Dataset listings of figures
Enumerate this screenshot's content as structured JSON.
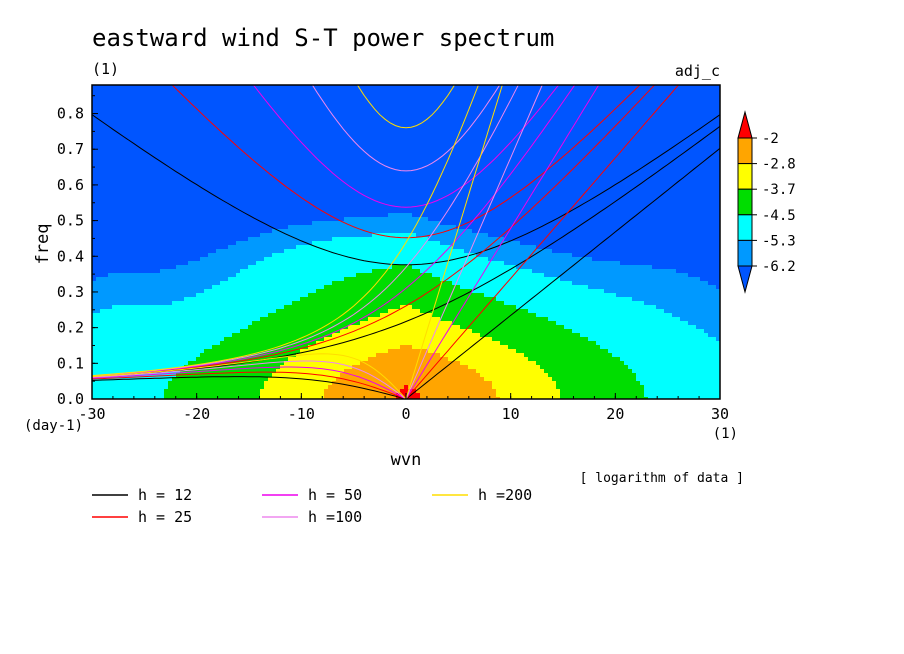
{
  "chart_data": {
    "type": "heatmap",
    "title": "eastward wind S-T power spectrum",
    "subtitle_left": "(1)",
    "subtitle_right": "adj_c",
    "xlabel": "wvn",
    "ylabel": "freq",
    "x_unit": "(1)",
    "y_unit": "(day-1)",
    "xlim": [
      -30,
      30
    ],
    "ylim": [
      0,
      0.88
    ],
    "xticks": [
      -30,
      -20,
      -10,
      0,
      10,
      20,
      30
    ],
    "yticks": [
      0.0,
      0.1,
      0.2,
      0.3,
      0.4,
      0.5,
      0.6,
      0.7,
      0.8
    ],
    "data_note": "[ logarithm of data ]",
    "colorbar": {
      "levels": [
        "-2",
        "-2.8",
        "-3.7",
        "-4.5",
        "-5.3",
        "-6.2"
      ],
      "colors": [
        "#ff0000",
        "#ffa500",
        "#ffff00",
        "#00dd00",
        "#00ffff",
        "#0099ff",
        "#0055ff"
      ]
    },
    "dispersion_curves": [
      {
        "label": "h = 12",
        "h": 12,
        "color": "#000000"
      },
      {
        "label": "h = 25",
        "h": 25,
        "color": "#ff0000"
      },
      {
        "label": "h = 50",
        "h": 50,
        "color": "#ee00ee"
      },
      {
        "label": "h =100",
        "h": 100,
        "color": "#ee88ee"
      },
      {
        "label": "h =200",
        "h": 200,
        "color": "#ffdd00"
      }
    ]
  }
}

◆ **Task directions**: Quote the records in their entirety, keeping the wording exact and excluding pictures.

◆ **Response for this exercise**:
Enumerate this screenshot's content as structured JSON.
{
  "chart_data": {
    "type": "heatmap",
    "title": "eastward wind S-T power spectrum",
    "subtitle_left": "(1)",
    "subtitle_right": "adj_c",
    "xlabel": "wvn",
    "ylabel": "freq",
    "x_unit": "(1)",
    "y_unit": "(day-1)",
    "xlim": [
      -30,
      30
    ],
    "ylim": [
      0,
      0.88
    ],
    "xticks": [
      -30,
      -20,
      -10,
      0,
      10,
      20,
      30
    ],
    "yticks": [
      0.0,
      0.1,
      0.2,
      0.3,
      0.4,
      0.5,
      0.6,
      0.7,
      0.8
    ],
    "data_note": "[ logarithm of data ]",
    "colorbar": {
      "levels": [
        "-2",
        "-2.8",
        "-3.7",
        "-4.5",
        "-5.3",
        "-6.2"
      ],
      "colors": [
        "#ff0000",
        "#ffa500",
        "#ffff00",
        "#00dd00",
        "#00ffff",
        "#0099ff",
        "#0055ff"
      ]
    },
    "dispersion_curves": [
      {
        "label": "h = 12",
        "h": 12,
        "color": "#000000"
      },
      {
        "label": "h = 25",
        "h": 25,
        "color": "#ff0000"
      },
      {
        "label": "h = 50",
        "h": 50,
        "color": "#ee00ee"
      },
      {
        "label": "h =100",
        "h": 100,
        "color": "#ee88ee"
      },
      {
        "label": "h =200",
        "h": 200,
        "color": "#ffdd00"
      }
    ]
  }
}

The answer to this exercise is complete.